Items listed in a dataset
++++++++++

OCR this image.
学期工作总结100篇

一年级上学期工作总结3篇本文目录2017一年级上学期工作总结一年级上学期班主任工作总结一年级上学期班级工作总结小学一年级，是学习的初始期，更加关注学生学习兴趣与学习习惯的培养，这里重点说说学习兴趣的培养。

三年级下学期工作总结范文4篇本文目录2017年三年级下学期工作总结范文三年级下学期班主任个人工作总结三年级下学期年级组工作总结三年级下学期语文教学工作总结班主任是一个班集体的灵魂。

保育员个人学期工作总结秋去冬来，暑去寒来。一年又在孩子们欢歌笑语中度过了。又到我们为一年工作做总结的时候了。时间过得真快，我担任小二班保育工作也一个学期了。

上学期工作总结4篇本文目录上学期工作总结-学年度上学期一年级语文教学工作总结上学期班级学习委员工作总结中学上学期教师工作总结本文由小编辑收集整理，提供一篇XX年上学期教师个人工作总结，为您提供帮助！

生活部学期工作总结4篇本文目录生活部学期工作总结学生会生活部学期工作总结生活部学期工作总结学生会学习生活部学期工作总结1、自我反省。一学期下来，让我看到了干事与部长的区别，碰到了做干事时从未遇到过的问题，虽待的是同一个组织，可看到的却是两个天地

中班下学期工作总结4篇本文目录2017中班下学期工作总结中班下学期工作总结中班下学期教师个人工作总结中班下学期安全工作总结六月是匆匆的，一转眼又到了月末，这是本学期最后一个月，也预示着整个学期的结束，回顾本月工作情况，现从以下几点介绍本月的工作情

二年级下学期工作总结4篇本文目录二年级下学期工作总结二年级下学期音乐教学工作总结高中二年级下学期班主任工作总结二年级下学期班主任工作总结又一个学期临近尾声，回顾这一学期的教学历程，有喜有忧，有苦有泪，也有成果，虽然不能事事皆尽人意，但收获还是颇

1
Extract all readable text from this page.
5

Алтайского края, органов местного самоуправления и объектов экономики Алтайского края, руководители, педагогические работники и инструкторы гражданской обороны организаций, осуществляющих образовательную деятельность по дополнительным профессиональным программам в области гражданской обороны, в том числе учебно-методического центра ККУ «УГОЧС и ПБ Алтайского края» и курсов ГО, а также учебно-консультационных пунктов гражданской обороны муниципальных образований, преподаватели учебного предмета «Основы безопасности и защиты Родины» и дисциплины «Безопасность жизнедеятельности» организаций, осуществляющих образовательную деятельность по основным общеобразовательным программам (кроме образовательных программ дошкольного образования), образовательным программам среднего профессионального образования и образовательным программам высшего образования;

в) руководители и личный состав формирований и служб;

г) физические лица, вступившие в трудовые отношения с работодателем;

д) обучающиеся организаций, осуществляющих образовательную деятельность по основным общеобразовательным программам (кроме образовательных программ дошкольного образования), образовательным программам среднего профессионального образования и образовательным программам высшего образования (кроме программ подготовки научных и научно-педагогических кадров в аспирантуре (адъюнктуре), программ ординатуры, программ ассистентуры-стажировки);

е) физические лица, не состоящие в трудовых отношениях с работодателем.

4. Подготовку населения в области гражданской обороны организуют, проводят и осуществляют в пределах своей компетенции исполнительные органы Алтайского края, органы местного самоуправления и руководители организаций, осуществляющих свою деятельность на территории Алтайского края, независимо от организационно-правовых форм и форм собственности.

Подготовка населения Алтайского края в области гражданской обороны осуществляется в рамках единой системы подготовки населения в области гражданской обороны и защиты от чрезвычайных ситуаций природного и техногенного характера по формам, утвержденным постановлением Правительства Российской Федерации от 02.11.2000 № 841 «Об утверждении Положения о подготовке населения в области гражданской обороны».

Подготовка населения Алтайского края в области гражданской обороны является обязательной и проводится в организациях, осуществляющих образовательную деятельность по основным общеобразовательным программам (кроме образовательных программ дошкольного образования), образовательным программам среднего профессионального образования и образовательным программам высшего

++++++++++

→ **What is required**: Using the listing above, reproduce each line without omission.

→ **Solution to the exercise**:
OCR this image.
学期工作总结100篇

一年级上学期工作总结3篇本文目录2017一年级上学期工作总结一年级上学期班主任工作总结一年级上学期班级工作总结小学一年级，是学习的初始期，更加关注学生学习兴趣与学习习惯的培养，这里重点说说学习兴趣的培养。

三年级下学期工作总结范文4篇本文目录2017年三年级下学期工作总结范文三年级下学期班主任个人工作总结三年级下学期年级组工作总结三年级下学期语文教学工作总结班主任是一个班集体的灵魂。

保育员个人学期工作总结秋去冬来，暑去寒来。一年又在孩子们欢歌笑语中度过了。又到我们为一年工作做总结的时候了。时间过得真快，我担任小二班保育工作也一个学期了。

上学期工作总结4篇本文目录上学期工作总结-学年度上学期一年级语文教学工作总结上学期班级学习委员工作总结中学上学期教师工作总结本文由小编辑收集整理，提供一篇XX年上学期教师个人工作总结，为您提供帮助！

生活部学期工作总结4篇本文目录生活部学期工作总结学生会生活部学期工作总结生活部学期工作总结学生会学习生活部学期工作总结1、自我反省。一学期下来，让我看到了干事与部长的区别，碰到了做干事时从未遇到过的问题，虽待的是同一个组织，可看到的却是两个天地

中班下学期工作总结4篇本文目录2017中班下学期工作总结中班下学期工作总结中班下学期教师个人工作总结中班下学期安全工作总结六月是匆匆的，一转眼又到了月末，这是本学期最后一个月，也预示着整个学期的结束，回顾本月工作情况，现从以下几点介绍本月的工作情

二年级下学期工作总结4篇本文目录二年级下学期工作总结二年级下学期音乐教学工作总结高中二年级下学期班主任工作总结二年级下学期班主任工作总结又一个学期临近尾声，回顾这一学期的教学历程，有喜有忧，有苦有泪，也有成果，虽然不能事事皆尽人意，但收获还是颇

1
Extract all readable text from this page.
5

Алтайского края, органов местного самоуправления и объектов экономики Алтайского края, руководители, педагогические работники и инструкторы гражданской обороны организаций, осуществляющих образовательную деятельность по дополнительным профессиональным программам в области гражданской обороны, в том числе учебно-методического центра ККУ «УГОЧС и ПБ Алтайского края» и курсов ГО, а также учебно-консультационных пунктов гражданской обороны муниципальных образований, преподаватели учебного предмета «Основы безопасности и защиты Родины» и дисциплины «Безопасность жизнедеятельности» организаций, осуществляющих образовательную деятельность по основным общеобразовательным программам (кроме образовательных программ дошкольного образования), образовательным программам среднего профессионального образования и образовательным программам высшего образования;

в) руководители и личный состав формирований и служб;

г) физические лица, вступившие в трудовые отношения с работодателем;

д) обучающиеся организаций, осуществляющих образовательную деятельность по основным общеобразовательным программам (кроме образовательных программ дошкольного образования), образовательным программам среднего профессионального образования и образовательным программам высшего образования (кроме программ подготовки научных и научно-педагогических кадров в аспирантуре (адъюнктуре), программ ординатуры, программ ассистентуры-стажировки);

е) физические лица, не состоящие в трудовых отношениях с работодателем.

4. Подготовку населения в области гражданской обороны организуют, проводят и осуществляют в пределах своей компетенции исполнительные органы Алтайского края, органы местного самоуправления и руководители организаций, осуществляющих свою деятельность на территории Алтайского края, независимо от организационно-правовых форм и форм собственности.

Подготовка населения Алтайского края в области гражданской обороны осуществляется в рамках единой системы подготовки населения в области гражданской обороны и защиты от чрезвычайных ситуаций природного и техногенного характера по формам, утвержденным постановлением Правительства Российской Федерации от 02.11.2000 № 841 «Об утверждении Положения о подготовке населения в области гражданской обороны».

Подготовка населения Алтайского края в области гражданской обороны является обязательной и проводится в организациях, осуществляющих образовательную деятельность по основным общеобразовательным программам (кроме образовательных программ дошкольного образования), образовательным программам среднего профессионального образования и образовательным программам высшего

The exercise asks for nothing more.